BEGIN LISTED ENTRIES
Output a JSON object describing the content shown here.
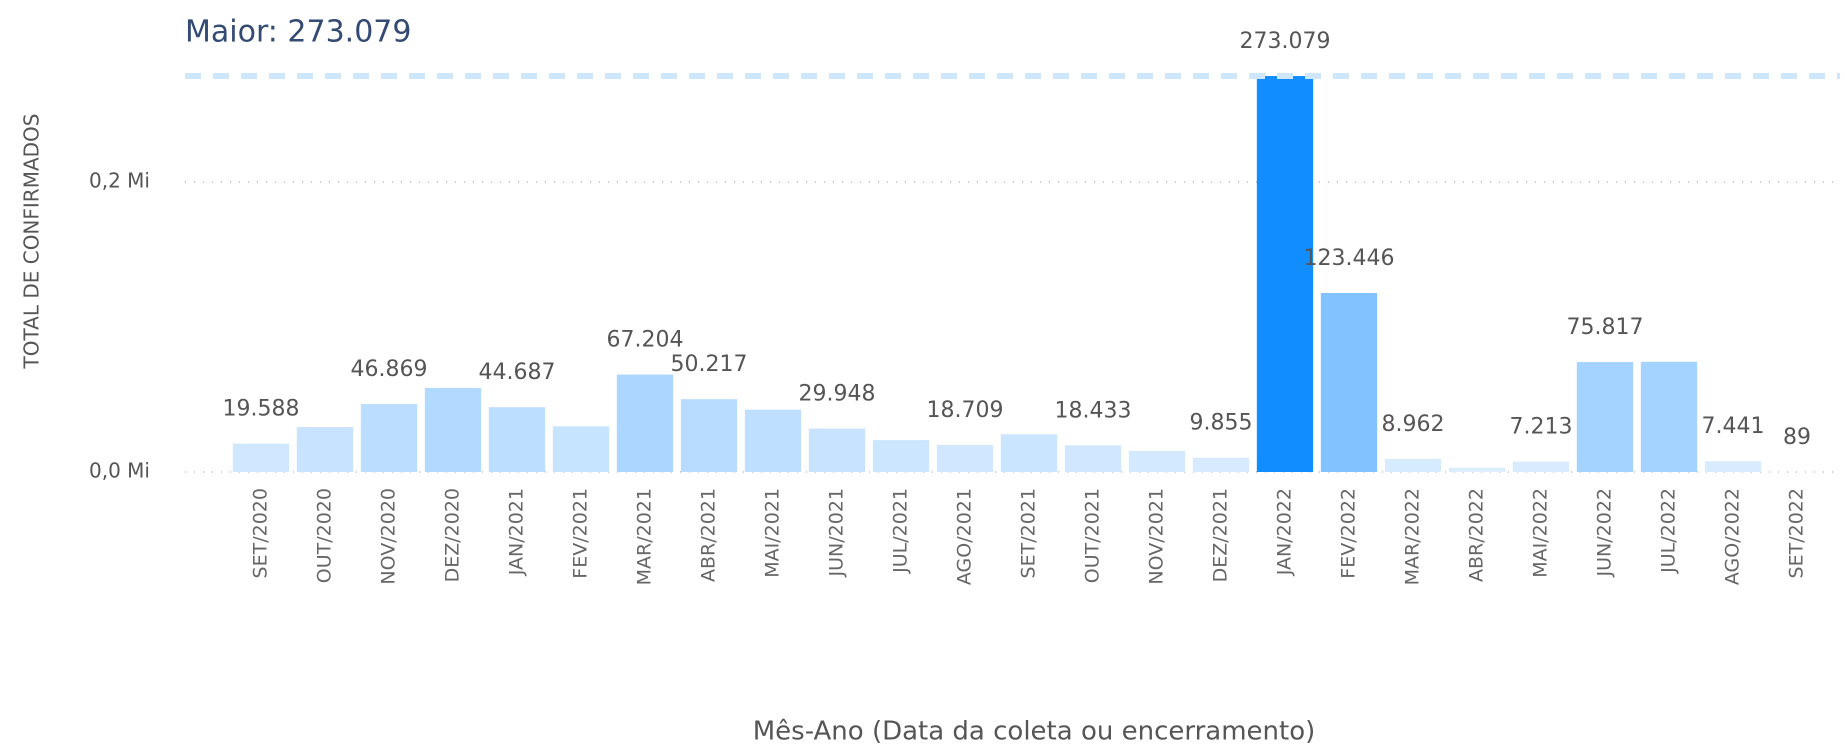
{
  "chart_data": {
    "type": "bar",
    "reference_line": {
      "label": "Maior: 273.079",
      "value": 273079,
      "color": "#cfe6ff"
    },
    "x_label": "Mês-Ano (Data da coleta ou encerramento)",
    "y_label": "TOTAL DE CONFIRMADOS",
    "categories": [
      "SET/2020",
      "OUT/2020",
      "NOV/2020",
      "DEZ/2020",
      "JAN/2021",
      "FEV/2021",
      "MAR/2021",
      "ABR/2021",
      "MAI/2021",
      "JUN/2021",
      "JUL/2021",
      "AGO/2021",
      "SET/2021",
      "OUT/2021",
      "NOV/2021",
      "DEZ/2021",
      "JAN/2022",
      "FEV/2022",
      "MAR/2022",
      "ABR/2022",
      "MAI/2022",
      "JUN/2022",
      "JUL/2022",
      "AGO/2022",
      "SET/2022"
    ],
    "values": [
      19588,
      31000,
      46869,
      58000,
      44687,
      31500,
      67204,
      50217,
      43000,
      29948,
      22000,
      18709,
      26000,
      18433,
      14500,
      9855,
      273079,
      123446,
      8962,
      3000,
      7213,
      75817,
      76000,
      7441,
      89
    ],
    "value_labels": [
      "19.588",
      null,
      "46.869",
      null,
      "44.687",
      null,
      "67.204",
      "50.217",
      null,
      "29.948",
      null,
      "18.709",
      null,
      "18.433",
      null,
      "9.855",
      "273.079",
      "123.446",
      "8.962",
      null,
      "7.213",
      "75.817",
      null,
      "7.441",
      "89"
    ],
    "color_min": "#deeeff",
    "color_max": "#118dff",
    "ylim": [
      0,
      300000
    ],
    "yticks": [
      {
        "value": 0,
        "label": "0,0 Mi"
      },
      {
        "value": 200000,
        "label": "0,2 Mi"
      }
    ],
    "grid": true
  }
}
END LISTED ENTRIES
• PROBLEM DESCRIPTION:
Quote the full listing above word for word; exclude every picture from the copy.

• TASK RESULT:
Output a JSON object describing the content shown here.
{
  "chart_data": {
    "type": "bar",
    "reference_line": {
      "label": "Maior: 273.079",
      "value": 273079,
      "color": "#cfe6ff"
    },
    "x_label": "Mês-Ano (Data da coleta ou encerramento)",
    "y_label": "TOTAL DE CONFIRMADOS",
    "categories": [
      "SET/2020",
      "OUT/2020",
      "NOV/2020",
      "DEZ/2020",
      "JAN/2021",
      "FEV/2021",
      "MAR/2021",
      "ABR/2021",
      "MAI/2021",
      "JUN/2021",
      "JUL/2021",
      "AGO/2021",
      "SET/2021",
      "OUT/2021",
      "NOV/2021",
      "DEZ/2021",
      "JAN/2022",
      "FEV/2022",
      "MAR/2022",
      "ABR/2022",
      "MAI/2022",
      "JUN/2022",
      "JUL/2022",
      "AGO/2022",
      "SET/2022"
    ],
    "values": [
      19588,
      31000,
      46869,
      58000,
      44687,
      31500,
      67204,
      50217,
      43000,
      29948,
      22000,
      18709,
      26000,
      18433,
      14500,
      9855,
      273079,
      123446,
      8962,
      3000,
      7213,
      75817,
      76000,
      7441,
      89
    ],
    "value_labels": [
      "19.588",
      null,
      "46.869",
      null,
      "44.687",
      null,
      "67.204",
      "50.217",
      null,
      "29.948",
      null,
      "18.709",
      null,
      "18.433",
      null,
      "9.855",
      "273.079",
      "123.446",
      "8.962",
      null,
      "7.213",
      "75.817",
      null,
      "7.441",
      "89"
    ],
    "color_min": "#deeeff",
    "color_max": "#118dff",
    "ylim": [
      0,
      300000
    ],
    "yticks": [
      {
        "value": 0,
        "label": "0,0 Mi"
      },
      {
        "value": 200000,
        "label": "0,2 Mi"
      }
    ],
    "grid": true
  }
}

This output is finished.